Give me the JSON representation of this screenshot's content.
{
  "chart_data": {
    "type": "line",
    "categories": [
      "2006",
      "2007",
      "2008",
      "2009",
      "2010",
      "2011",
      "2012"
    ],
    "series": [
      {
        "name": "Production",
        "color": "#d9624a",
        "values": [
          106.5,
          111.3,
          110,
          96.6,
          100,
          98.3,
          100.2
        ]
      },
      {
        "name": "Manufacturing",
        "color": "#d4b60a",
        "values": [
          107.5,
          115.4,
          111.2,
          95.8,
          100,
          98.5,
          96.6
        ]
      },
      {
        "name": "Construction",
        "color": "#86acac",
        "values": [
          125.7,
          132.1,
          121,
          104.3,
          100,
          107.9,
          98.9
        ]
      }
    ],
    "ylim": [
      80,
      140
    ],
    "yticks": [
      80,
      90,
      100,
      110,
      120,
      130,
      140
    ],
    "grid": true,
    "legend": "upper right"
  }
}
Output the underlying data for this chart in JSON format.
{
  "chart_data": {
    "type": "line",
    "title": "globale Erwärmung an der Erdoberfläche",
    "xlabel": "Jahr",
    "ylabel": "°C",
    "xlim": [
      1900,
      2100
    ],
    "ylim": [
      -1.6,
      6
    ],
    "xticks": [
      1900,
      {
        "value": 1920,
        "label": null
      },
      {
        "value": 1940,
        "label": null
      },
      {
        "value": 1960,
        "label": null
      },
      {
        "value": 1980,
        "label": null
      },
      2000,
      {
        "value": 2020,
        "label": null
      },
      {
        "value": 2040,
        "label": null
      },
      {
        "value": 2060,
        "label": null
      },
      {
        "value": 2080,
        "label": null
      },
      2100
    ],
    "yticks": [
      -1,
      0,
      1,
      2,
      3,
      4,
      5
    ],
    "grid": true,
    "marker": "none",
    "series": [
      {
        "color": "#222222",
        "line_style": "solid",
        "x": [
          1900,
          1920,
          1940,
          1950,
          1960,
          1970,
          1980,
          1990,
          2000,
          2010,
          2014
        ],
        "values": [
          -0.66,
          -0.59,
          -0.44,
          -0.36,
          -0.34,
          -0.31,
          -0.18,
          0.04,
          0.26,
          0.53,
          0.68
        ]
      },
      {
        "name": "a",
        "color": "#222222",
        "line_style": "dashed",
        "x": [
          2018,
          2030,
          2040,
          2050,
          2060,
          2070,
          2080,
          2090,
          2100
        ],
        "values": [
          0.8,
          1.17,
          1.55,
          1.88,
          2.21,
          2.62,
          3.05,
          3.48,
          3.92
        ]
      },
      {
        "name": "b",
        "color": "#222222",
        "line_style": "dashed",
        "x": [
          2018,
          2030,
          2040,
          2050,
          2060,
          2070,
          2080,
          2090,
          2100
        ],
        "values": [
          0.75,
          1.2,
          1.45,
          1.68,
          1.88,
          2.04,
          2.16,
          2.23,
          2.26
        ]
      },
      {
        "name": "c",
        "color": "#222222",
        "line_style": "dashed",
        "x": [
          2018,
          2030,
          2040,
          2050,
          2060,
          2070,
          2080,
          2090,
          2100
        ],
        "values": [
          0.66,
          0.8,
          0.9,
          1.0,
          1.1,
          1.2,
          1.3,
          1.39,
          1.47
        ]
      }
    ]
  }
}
■ ■ ■
• [Instructions for the task] Give back the whole listing, word for word.

• [Complete output]
Give me the JSON representation of this screenshot's content.
{
  "chart_data": {
    "type": "line",
    "categories": [
      "2006",
      "2007",
      "2008",
      "2009",
      "2010",
      "2011",
      "2012"
    ],
    "series": [
      {
        "name": "Production",
        "color": "#d9624a",
        "values": [
          106.5,
          111.3,
          110,
          96.6,
          100,
          98.3,
          100.2
        ]
      },
      {
        "name": "Manufacturing",
        "color": "#d4b60a",
        "values": [
          107.5,
          115.4,
          111.2,
          95.8,
          100,
          98.5,
          96.6
        ]
      },
      {
        "name": "Construction",
        "color": "#86acac",
        "values": [
          125.7,
          132.1,
          121,
          104.3,
          100,
          107.9,
          98.9
        ]
      }
    ],
    "ylim": [
      80,
      140
    ],
    "yticks": [
      80,
      90,
      100,
      110,
      120,
      130,
      140
    ],
    "grid": true,
    "legend": "upper right"
  }
}
Output the underlying data for this chart in JSON format.
{
  "chart_data": {
    "type": "line",
    "title": "globale Erwärmung an der Erdoberfläche",
    "xlabel": "Jahr",
    "ylabel": "°C",
    "xlim": [
      1900,
      2100
    ],
    "ylim": [
      -1.6,
      6
    ],
    "xticks": [
      1900,
      {
        "value": 1920,
        "label": null
      },
      {
        "value": 1940,
        "label": null
      },
      {
        "value": 1960,
        "label": null
      },
      {
        "value": 1980,
        "label": null
      },
      2000,
      {
        "value": 2020,
        "label": null
      },
      {
        "value": 2040,
        "label": null
      },
      {
        "value": 2060,
        "label": null
      },
      {
        "value": 2080,
        "label": null
      },
      2100
    ],
    "yticks": [
      -1,
      0,
      1,
      2,
      3,
      4,
      5
    ],
    "grid": true,
    "marker": "none",
    "series": [
      {
        "color": "#222222",
        "line_style": "solid",
        "x": [
          1900,
          1920,
          1940,
          1950,
          1960,
          1970,
          1980,
          1990,
          2000,
          2010,
          2014
        ],
        "values": [
          -0.66,
          -0.59,
          -0.44,
          -0.36,
          -0.34,
          -0.31,
          -0.18,
          0.04,
          0.26,
          0.53,
          0.68
        ]
      },
      {
        "name": "a",
        "color": "#222222",
        "line_style": "dashed",
        "x": [
          2018,
          2030,
          2040,
          2050,
          2060,
          2070,
          2080,
          2090,
          2100
        ],
        "values": [
          0.8,
          1.17,
          1.55,
          1.88,
          2.21,
          2.62,
          3.05,
          3.48,
          3.92
        ]
      },
      {
        "name": "b",
        "color": "#222222",
        "line_style": "dashed",
        "x": [
          2018,
          2030,
          2040,
          2050,
          2060,
          2070,
          2080,
          2090,
          2100
        ],
        "values": [
          0.75,
          1.2,
          1.45,
          1.68,
          1.88,
          2.04,
          2.16,
          2.23,
          2.26
        ]
      },
      {
        "name": "c",
        "color": "#222222",
        "line_style": "dashed",
        "x": [
          2018,
          2030,
          2040,
          2050,
          2060,
          2070,
          2080,
          2090,
          2100
        ],
        "values": [
          0.66,
          0.8,
          0.9,
          1.0,
          1.1,
          1.2,
          1.3,
          1.39,
          1.47
        ]
      }
    ]
  }
}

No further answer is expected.